▶ **SOURCE RECORDS**
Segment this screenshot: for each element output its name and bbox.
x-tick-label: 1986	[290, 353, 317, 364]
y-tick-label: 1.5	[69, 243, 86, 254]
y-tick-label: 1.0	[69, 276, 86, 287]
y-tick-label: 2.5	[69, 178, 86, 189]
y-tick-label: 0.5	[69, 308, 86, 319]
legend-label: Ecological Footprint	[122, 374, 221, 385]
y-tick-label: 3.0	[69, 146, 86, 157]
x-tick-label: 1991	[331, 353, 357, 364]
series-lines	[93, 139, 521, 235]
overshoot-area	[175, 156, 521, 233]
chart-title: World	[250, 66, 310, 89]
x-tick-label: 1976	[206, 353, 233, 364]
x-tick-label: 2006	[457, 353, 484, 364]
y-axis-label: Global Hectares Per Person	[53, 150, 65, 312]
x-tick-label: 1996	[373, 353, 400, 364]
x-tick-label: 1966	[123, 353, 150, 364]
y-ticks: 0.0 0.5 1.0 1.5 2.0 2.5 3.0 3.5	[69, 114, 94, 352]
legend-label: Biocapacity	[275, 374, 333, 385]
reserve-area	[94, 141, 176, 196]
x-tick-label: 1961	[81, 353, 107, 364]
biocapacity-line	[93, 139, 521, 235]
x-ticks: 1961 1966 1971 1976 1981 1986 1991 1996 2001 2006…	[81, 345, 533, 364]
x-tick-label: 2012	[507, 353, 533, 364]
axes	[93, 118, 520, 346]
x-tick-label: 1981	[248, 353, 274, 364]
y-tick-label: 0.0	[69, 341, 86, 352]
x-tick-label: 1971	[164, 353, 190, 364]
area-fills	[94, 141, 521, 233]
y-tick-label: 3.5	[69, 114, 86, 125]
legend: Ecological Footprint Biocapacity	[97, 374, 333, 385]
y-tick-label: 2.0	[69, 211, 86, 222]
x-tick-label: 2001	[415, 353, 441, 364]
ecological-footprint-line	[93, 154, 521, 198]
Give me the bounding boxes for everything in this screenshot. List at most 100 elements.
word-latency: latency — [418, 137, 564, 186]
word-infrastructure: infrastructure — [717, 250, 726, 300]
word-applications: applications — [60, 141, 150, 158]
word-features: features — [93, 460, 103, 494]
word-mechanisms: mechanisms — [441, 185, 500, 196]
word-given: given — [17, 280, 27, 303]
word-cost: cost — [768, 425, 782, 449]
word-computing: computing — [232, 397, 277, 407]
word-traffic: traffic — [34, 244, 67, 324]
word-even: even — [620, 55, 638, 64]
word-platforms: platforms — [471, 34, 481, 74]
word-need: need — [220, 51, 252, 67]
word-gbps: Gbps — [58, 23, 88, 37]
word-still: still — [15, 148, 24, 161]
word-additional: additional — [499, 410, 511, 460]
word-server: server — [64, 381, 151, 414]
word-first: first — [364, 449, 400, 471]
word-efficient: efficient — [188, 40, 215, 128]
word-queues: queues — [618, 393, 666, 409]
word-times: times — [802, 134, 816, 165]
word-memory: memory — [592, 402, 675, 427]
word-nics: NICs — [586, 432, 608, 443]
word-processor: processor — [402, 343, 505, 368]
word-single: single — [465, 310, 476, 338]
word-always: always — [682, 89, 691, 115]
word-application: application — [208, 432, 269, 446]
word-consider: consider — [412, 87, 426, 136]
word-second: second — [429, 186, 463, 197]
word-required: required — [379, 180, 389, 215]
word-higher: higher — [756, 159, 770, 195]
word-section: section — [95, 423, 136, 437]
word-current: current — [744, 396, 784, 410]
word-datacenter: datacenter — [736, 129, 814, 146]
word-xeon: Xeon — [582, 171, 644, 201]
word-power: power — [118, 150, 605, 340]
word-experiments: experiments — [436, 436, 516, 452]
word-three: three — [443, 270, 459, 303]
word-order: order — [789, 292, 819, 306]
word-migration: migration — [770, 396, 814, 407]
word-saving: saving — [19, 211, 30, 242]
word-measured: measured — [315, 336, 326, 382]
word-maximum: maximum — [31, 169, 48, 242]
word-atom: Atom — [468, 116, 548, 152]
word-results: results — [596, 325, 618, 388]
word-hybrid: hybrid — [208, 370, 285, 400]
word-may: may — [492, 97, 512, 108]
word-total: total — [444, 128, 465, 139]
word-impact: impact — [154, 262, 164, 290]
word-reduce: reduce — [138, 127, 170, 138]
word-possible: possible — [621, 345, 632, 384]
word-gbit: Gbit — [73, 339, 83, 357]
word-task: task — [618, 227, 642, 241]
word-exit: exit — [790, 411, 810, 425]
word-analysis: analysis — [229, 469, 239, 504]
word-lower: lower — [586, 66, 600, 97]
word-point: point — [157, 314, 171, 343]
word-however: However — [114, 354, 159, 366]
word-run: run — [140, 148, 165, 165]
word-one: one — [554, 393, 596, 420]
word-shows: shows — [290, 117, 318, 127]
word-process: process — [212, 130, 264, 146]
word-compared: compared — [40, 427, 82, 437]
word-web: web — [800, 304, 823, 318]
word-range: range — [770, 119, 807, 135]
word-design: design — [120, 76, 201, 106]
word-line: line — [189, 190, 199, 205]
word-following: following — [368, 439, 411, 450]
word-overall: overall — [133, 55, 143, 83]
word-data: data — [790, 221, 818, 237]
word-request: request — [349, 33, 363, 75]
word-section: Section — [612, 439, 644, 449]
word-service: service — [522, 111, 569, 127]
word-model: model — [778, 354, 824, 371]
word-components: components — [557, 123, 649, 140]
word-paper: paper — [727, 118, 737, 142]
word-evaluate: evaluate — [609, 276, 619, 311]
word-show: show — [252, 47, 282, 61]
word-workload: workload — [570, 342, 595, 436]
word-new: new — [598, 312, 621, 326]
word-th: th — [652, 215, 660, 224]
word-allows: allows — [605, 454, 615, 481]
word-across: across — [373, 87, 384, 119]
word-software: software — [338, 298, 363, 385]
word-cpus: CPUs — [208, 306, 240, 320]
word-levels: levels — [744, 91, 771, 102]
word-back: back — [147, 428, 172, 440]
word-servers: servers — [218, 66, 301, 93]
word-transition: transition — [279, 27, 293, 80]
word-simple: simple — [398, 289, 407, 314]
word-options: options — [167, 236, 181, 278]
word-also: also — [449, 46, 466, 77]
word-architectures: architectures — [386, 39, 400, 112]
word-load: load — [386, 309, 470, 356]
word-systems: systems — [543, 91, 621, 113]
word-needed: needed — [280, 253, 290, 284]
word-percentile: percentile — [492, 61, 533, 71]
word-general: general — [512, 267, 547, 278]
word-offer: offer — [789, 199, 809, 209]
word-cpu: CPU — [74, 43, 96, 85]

▶ **TASK TO CARRY OUT**
Render every line of the entries above as a JSON list of strings, one string per line, and leave out any blank lines.

▶ **WRITTEN SOLUTION**
[
  "Segment this screenshot: for each element output its name and bbox.",
  "x-tick-label: 1986\t[290, 353, 317, 364]",
  "y-tick-label: 1.5\t[69, 243, 86, 254]",
  "y-tick-label: 1.0\t[69, 276, 86, 287]",
  "y-tick-label: 2.5\t[69, 178, 86, 189]",
  "y-tick-label: 0.5\t[69, 308, 86, 319]",
  "legend-label: Ecological Footprint\t[122, 374, 221, 385]",
  "y-tick-label: 3.0\t[69, 146, 86, 157]",
  "x-tick-label: 1991\t[331, 353, 357, 364]",
  "series-lines\t[93, 139, 521, 235]",
  "overshoot-area\t[175, 156, 521, 233]",
  "chart-title: World\t[250, 66, 310, 89]",
  "x-tick-label: 1976\t[206, 353, 233, 364]",
  "x-tick-label: 2006\t[457, 353, 484, 364]",
  "y-axis-label: Global Hectares Per Person\t[53, 150, 65, 312]",
  "x-tick-label: 1996\t[373, 353, 400, 364]",
  "x-tick-label: 1966\t[123, 353, 150, 364]",
  "y-ticks: 0.0 0.5 1.0 1.5 2.0 2.5 3.0 3.5\t[69, 114, 94, 352]",
  "legend-label: Biocapacity\t[275, 374, 333, 385]",
  "reserve-area\t[94, 141, 176, 196]",
  "x-tick-label: 1961\t[81, 353, 107, 364]",
  "biocapacity-line\t[93, 139, 521, 235]",
  "x-ticks: 1961 1966 1971 1976 1981 1986 1991 1996 2001 2006…\t[81, 345, 533, 364]",
  "x-tick-label: 2012\t[507, 353, 533, 364]",
  "axes\t[93, 118, 520, 346]",
  "x-tick-label: 1981\t[248, 353, 274, 364]",
  "y-tick-label: 0.0\t[69, 341, 86, 352]",
  "x-tick-label: 1971\t[164, 353, 190, 364]",
  "area-fills\t[94, 141, 521, 233]",
  "y-tick-label: 3.5\t[69, 114, 86, 125]",
  "legend: Ecological Footprint Biocapacity\t[97, 374, 333, 385]",
  "y-tick-label: 2.0\t[69, 211, 86, 222]",
  "x-tick-label: 2001\t[415, 353, 441, 364]",
  "ecological-footprint-line\t[93, 154, 521, 198]",
  "Give me the bounding boxes for everything in this screenshot. List at most 100 elements.",
  "word-latency: latency — [418, 137, 564, 186]",
  "word-infrastructure: infrastructure — [717, 250, 726, 300]",
  "word-applications: applications — [60, 141, 150, 158]",
  "word-features: features — [93, 460, 103, 494]",
  "word-mechanisms: mechanisms — [441, 185, 500, 196]",
  "word-given: given — [17, 280, 27, 303]",
  "word-cost: cost — [768, 425, 782, 449]",
  "word-computing: computing — [232, 397, 277, 407]",
  "word-traffic: traffic — [34, 244, 67, 324]",
  "word-even: even — [620, 55, 638, 64]",
  "word-platforms: platforms — [471, 34, 481, 74]",
  "word-need: need — [220, 51, 252, 67]",
  "word-gbps: Gbps — [58, 23, 88, 37]",
  "word-still: still — [15, 148, 24, 161]",
  "word-additional: additional — [499, 410, 511, 460]",
  "word-server: server — [64, 381, 151, 414]",
  "word-first: first — [364, 449, 400, 471]",
  "word-efficient: efficient — [188, 40, 215, 128]",
  "word-queues: queues — [618, 393, 666, 409]",
  "word-times: times — [802, 134, 816, 165]",
  "word-memory: memory — [592, 402, 675, 427]",
  "word-nics: NICs — [586, 432, 608, 443]",
  "word-processor: processor — [402, 343, 505, 368]",
  "word-single: single — [465, 310, 476, 338]",
  "word-always: always — [682, 89, 691, 115]",
  "word-application: application — [208, 432, 269, 446]",
  "word-consider: consider — [412, 87, 426, 136]",
  "word-second: second — [429, 186, 463, 197]",
  "word-required: required — [379, 180, 389, 215]",
  "word-higher: higher — [756, 159, 770, 195]",
  "word-section: section — [95, 423, 136, 437]",
  "word-current: current — [744, 396, 784, 410]",
  "word-datacenter: datacenter — [736, 129, 814, 146]",
  "word-xeon: Xeon — [582, 171, 644, 201]",
  "word-power: power — [118, 150, 605, 340]",
  "word-experiments: experiments — [436, 436, 516, 452]",
  "word-three: three — [443, 270, 459, 303]",
  "word-order: order — [789, 292, 819, 306]",
  "word-migration: migration — [770, 396, 814, 407]",
  "word-saving: saving — [19, 211, 30, 242]",
  "word-measured: measured — [315, 336, 326, 382]",
  "word-maximum: maximum — [31, 169, 48, 242]",
  "word-atom: Atom — [468, 116, 548, 152]",
  "word-results: results — [596, 325, 618, 388]",
  "word-hybrid: hybrid — [208, 370, 285, 400]",
  "word-may: may — [492, 97, 512, 108]",
  "word-total: total — [444, 128, 465, 139]",
  "word-impact: impact — [154, 262, 164, 290]",
  "word-reduce: reduce — [138, 127, 170, 138]",
  "word-possible: possible — [621, 345, 632, 384]",
  "word-gbit: Gbit — [73, 339, 83, 357]",
  "word-task: task — [618, 227, 642, 241]",
  "word-exit: exit — [790, 411, 810, 425]",
  "word-analysis: analysis — [229, 469, 239, 504]",
  "word-lower: lower — [586, 66, 600, 97]",
  "word-point: point — [157, 314, 171, 343]",
  "word-however: However — [114, 354, 159, 366]",
  "word-run: run — [140, 148, 165, 165]",
  "word-one: one — [554, 393, 596, 420]",
  "word-shows: shows — [290, 117, 318, 127]",
  "word-process: process — [212, 130, 264, 146]",
  "word-compared: compared — [40, 427, 82, 437]",
  "word-web: web — [800, 304, 823, 318]",
  "word-range: range — [770, 119, 807, 135]",
  "word-design: design — [120, 76, 201, 106]",
  "word-line: line — [189, 190, 199, 205]",
  "word-following: following — [368, 439, 411, 450]",
  "word-overall: overall — [133, 55, 143, 83]",
  "word-data: data — [790, 221, 818, 237]",
  "word-request: request — [349, 33, 363, 75]",
  "word-section: Section — [612, 439, 644, 449]",
  "word-service: service — [522, 111, 569, 127]",
  "word-model: model — [778, 354, 824, 371]",
  "word-components: components — [557, 123, 649, 140]",
  "word-paper: paper — [727, 118, 737, 142]",
  "word-evaluate: evaluate — [609, 276, 619, 311]",
  "word-show: show — [252, 47, 282, 61]",
  "word-workload: workload — [570, 342, 595, 436]",
  "word-new: new — [598, 312, 621, 326]",
  "word-th: th — [652, 215, 660, 224]",
  "word-allows: allows — [605, 454, 615, 481]",
  "word-across: across — [373, 87, 384, 119]",
  "word-software: software — [338, 298, 363, 385]",
  "word-cpus: CPUs — [208, 306, 240, 320]",
  "word-levels: levels — [744, 91, 771, 102]",
  "word-back: back — [147, 428, 172, 440]",
  "word-servers: servers — [218, 66, 301, 93]",
  "word-transition: transition — [279, 27, 293, 80]",
  "word-simple: simple — [398, 289, 407, 314]",
  "word-options: options — [167, 236, 181, 278]",
  "word-also: also — [449, 46, 466, 77]",
  "word-architectures: architectures — [386, 39, 400, 112]",
  "word-load: load — [386, 309, 470, 356]",
  "word-systems: systems — [543, 91, 621, 113]",
  "word-needed: needed — [280, 253, 290, 284]",
  "word-percentile: percentile — [492, 61, 533, 71]",
  "word-general: general — [512, 267, 547, 278]",
  "word-offer: offer — [789, 199, 809, 209]",
  "word-cpu: CPU — [74, 43, 96, 85]"
]